- _YOUR INSTRUCTIONS_
Copy each of the entries below faithfully, setting aside any pictures.

=== MATERIAL SUPPLIED ===

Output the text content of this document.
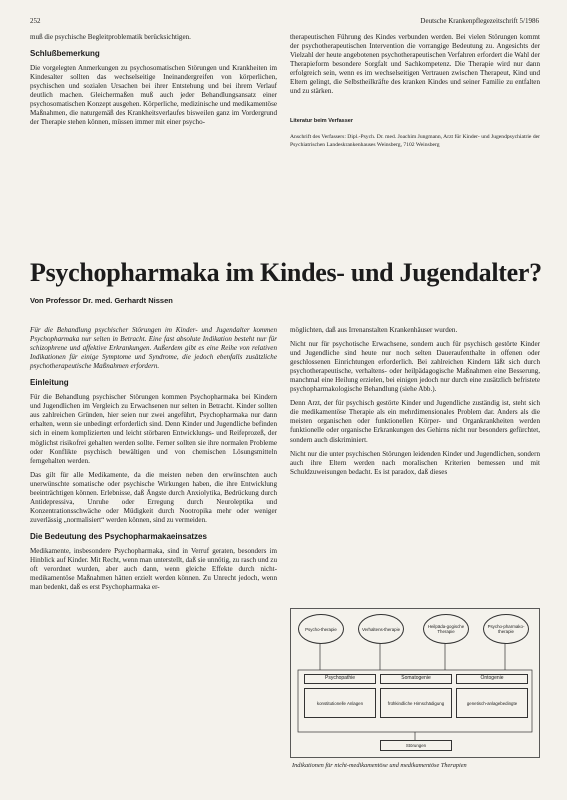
252	Deutsche Krankenpflegezeitschrift 5/1986

muß die psychische Begleitproblematik berücksichtigen.

Schlußbemerkung

Die vorgelegten Anmerkungen zu psychosomatischen Störungen und Krankheiten im Kindesalter sollten das wechselseitige Ineinandergreifen von körperlichen, psychischen und sozialen Ursachen bei ihrer Entstehung und bei ihrem Verlauf deutlich machen. Gleichermaßen muß auch jeder Behandlungsansatz einer psychosomatischen Konzept ausgehen. Körperliche, medizinische und medikamentöse Maßnahmen, die naturgemäß des Krankheitsverlaufes bisweilen ganz im Vordergrund der Therapie stehen können, müssen immer mit einer psycho-

therapeutischen Führung des Kindes verbunden werden. Bei vielen Störungen kommt der psychotherapeutischen Intervention die vorrangige Bedeutung zu. Angesichts der Vielzahl der heute angebotenen psychotherapeutischen Verfahren erfordert die Wahl der Therapieform besondere Sorgfalt und Sachkompetenz. Die Therapie wird nur dann erfolgreich sein, wenn es im wechselseitigen Vertrauen zwischen Therapeut, Kind und Eltern gelingt, die Selbstheilkräfte des kranken Kindes und seiner Familie zu entfalten und zu stärken.

Literatur beim Verfasser
Anschrift des Verfassers: Dipl.-Psych. Dr. med. Joachim Jungmann, Arzt für Kinder- und Jugendpsychiatrie der Psychiatrischen Landeskrankenhauses Weinsberg, 7102 Weinsberg
Psychopharmaka im Kindes- und Jugendalter?
Von Professor Dr. med. Gerhardt Nissen

Für die Behandlung psychischer Störungen im Kinder- und Jugendalter kommen Psychopharmaka nur selten in Betracht. Eine fast absolute Indikation besteht nur für schizophrene und affektive Erkrankungen. Außerdem gibt es eine Reihe von relativen Indikationen für einige Symptome und Syndrome, die jedoch ebenfalls zusätzliche psychotherapeutische Maßnahmen erfordern.

Einleitung

Für die Behandlung psychischer Störungen kommen Psychopharmaka bei Kindern und Jugendlichen im Vergleich zu Erwachsenen nur selten in Betracht. Kinder sollten aus zahlreichen Gründen, hier seien nur zwei angeführt, Psychopharmaka nur dann erhalten, wenn sie unbedingt erforderlich sind. Denn Kinder und Jugendliche befinden sich in einem komplizierten und leicht störbaren Entwicklungs- und Reifeprozeß, der möglichst risikofrei gehalten werden sollte. Ferner sollten sie ihre normalen Probleme oder Konflikte psychisch bewältigen und von chemischen Lösungsmitteln ferngehalten werden.

Das gilt für alle Medikamente, da die meisten neben den erwünschten auch unerwünschte somatische oder psychische Wirkungen haben, die ihre Entwicklung beeinträchtigen können. Erlebnisse, daß Ängste durch Anxiolytika, Bedrückung durch Antidepressiva, Unruhe oder Erregung durch Neuroleptika und Konzentrationsschwäche oder Müdigkeit durch Nootropika mehr oder weniger zuverlässig „normalisiert“ werden können, sind zu vermeiden.

Die Bedeutung des Psychopharmakaeinsatzes

Medikamente, insbesondere Psychopharmaka, sind in Verruf geraten, besonders im Hinblick auf Kinder. Mit Recht, wenn man unterstellt, daß sie unnötig, zu rasch und zu oft verordnet wurden, aber auch dann, wenn gleiche Effekte durch nicht-medikamentöse Maßnahmen hätten erzielt werden können. Zu Unrecht jedoch, wenn man bedenkt, daß es erst Psychopharmaka er-

möglichten, daß aus Irrenanstalten Krankenhäuser wurden.

Nicht nur für psychotische Erwachsene, sondern auch für psychisch gestörte Kinder und Jugendliche sind heute nur noch selten Daueraufenthalte in offenen oder geschlossenen Einrichtungen erforderlich. Bei zahlreichen Kindern läßt sich durch psychotherapeutische, verhaltens- oder heilpädagogische Maßnahmen eine Besserung, manchmal eine Heilung erzielen, bei einigen jedoch nur durch eine zusätzlich befristete psychopharmakologische Behandlung (siehe Abb.).

Denn Arzt, der für psychisch gestörte Kinder und Jugendliche zuständig ist, steht sich die medikamentöse Therapie als ein mehrdimensionales Problem dar. Anders als die meisten organischen oder funktionellen Körper- und Organkrankheiten werden funktionelle oder organische Erkrankungen des Gehirns nicht nur besonders gefürchtet, sondern auch diskriminiert.

Nicht nur die unter psychischen Störungen leidenden Kinder und Jugendlichen, sondern auch ihre Eltern werden nach moralischen Kriterien bemessen und mit Schuldzuweisungen bedacht. Es ist paradox, daß dieses

Psycho-therapie	Verhaltens-therapie	Heilpäda-gogische Therapie
Psycho-pharmako-therapie
Psychopathie	Somatogenie	Ontogenie
konstitutionelle Anlagen	frühkindliche Hirnschädigung	genetisch-anlagebedingte
Störungen
Indikationen für nicht-medikamentöse und medikamentöse Therapien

===

- _EXPECTED ANSWER_
Output the text content of this document.
252	Deutsche Krankenpflegezeitschrift 5/1986

muß die psychische Begleitproblematik berücksichtigen.

Schlußbemerkung

Die vorgelegten Anmerkungen zu psychosomatischen Störungen und Krankheiten im Kindesalter sollten das wechselseitige Ineinandergreifen von körperlichen, psychischen und sozialen Ursachen bei ihrer Entstehung und bei ihrem Verlauf deutlich machen. Gleichermaßen muß auch jeder Behandlungsansatz einer psychosomatischen Konzept ausgehen. Körperliche, medizinische und medikamentöse Maßnahmen, die naturgemäß des Krankheitsverlaufes bisweilen ganz im Vordergrund der Therapie stehen können, müssen immer mit einer psycho-

therapeutischen Führung des Kindes verbunden werden. Bei vielen Störungen kommt der psychotherapeutischen Intervention die vorrangige Bedeutung zu. Angesichts der Vielzahl der heute angebotenen psychotherapeutischen Verfahren erfordert die Wahl der Therapieform besondere Sorgfalt und Sachkompetenz. Die Therapie wird nur dann erfolgreich sein, wenn es im wechselseitigen Vertrauen zwischen Therapeut, Kind und Eltern gelingt, die Selbstheilkräfte des kranken Kindes und seiner Familie zu entfalten und zu stärken.

Literatur beim Verfasser
Anschrift des Verfassers: Dipl.-Psych. Dr. med. Joachim Jungmann, Arzt für Kinder- und Jugendpsychiatrie der Psychiatrischen Landeskrankenhauses Weinsberg, 7102 Weinsberg
Psychopharmaka im Kindes- und Jugendalter?
Von Professor Dr. med. Gerhardt Nissen

Für die Behandlung psychischer Störungen im Kinder- und Jugendalter kommen Psychopharmaka nur selten in Betracht. Eine fast absolute Indikation besteht nur für schizophrene und affektive Erkrankungen. Außerdem gibt es eine Reihe von relativen Indikationen für einige Symptome und Syndrome, die jedoch ebenfalls zusätzliche psychotherapeutische Maßnahmen erfordern.

Einleitung

Für die Behandlung psychischer Störungen kommen Psychopharmaka bei Kindern und Jugendlichen im Vergleich zu Erwachsenen nur selten in Betracht. Kinder sollten aus zahlreichen Gründen, hier seien nur zwei angeführt, Psychopharmaka nur dann erhalten, wenn sie unbedingt erforderlich sind. Denn Kinder und Jugendliche befinden sich in einem komplizierten und leicht störbaren Entwicklungs- und Reifeprozeß, der möglichst risikofrei gehalten werden sollte. Ferner sollten sie ihre normalen Probleme oder Konflikte psychisch bewältigen und von chemischen Lösungsmitteln ferngehalten werden.

Das gilt für alle Medikamente, da die meisten neben den erwünschten auch unerwünschte somatische oder psychische Wirkungen haben, die ihre Entwicklung beeinträchtigen können. Erlebnisse, daß Ängste durch Anxiolytika, Bedrückung durch Antidepressiva, Unruhe oder Erregung durch Neuroleptika und Konzentrationsschwäche oder Müdigkeit durch Nootropika mehr oder weniger zuverlässig „normalisiert“ werden können, sind zu vermeiden.

Die Bedeutung des Psychopharmakaeinsatzes

Medikamente, insbesondere Psychopharmaka, sind in Verruf geraten, besonders im Hinblick auf Kinder. Mit Recht, wenn man unterstellt, daß sie unnötig, zu rasch und zu oft verordnet wurden, aber auch dann, wenn gleiche Effekte durch nicht-medikamentöse Maßnahmen hätten erzielt werden können. Zu Unrecht jedoch, wenn man bedenkt, daß es erst Psychopharmaka er-

möglichten, daß aus Irrenanstalten Krankenhäuser wurden.

Nicht nur für psychotische Erwachsene, sondern auch für psychisch gestörte Kinder und Jugendliche sind heute nur noch selten Daueraufenthalte in offenen oder geschlossenen Einrichtungen erforderlich. Bei zahlreichen Kindern läßt sich durch psychotherapeutische, verhaltens- oder heilpädagogische Maßnahmen eine Besserung, manchmal eine Heilung erzielen, bei einigen jedoch nur durch eine zusätzlich befristete psychopharmakologische Behandlung (siehe Abb.).

Denn Arzt, der für psychisch gestörte Kinder und Jugendliche zuständig ist, steht sich die medikamentöse Therapie als ein mehrdimensionales Problem dar. Anders als die meisten organischen oder funktionellen Körper- und Organkrankheiten werden funktionelle oder organische Erkrankungen des Gehirns nicht nur besonders gefürchtet, sondern auch diskriminiert.

Nicht nur die unter psychischen Störungen leidenden Kinder und Jugendlichen, sondern auch ihre Eltern werden nach moralischen Kriterien bemessen und mit Schuldzuweisungen bedacht. Es ist paradox, daß dieses

Psycho-therapie	Verhaltens-therapie	Heilpäda-gogische Therapie
Psycho-pharmako-therapie
Psychopathie	Somatogenie	Ontogenie
konstitutionelle Anlagen	frühkindliche Hirnschädigung	genetisch-anlagebedingte
Störungen
Indikationen für nicht-medikamentöse und medikamentöse Therapien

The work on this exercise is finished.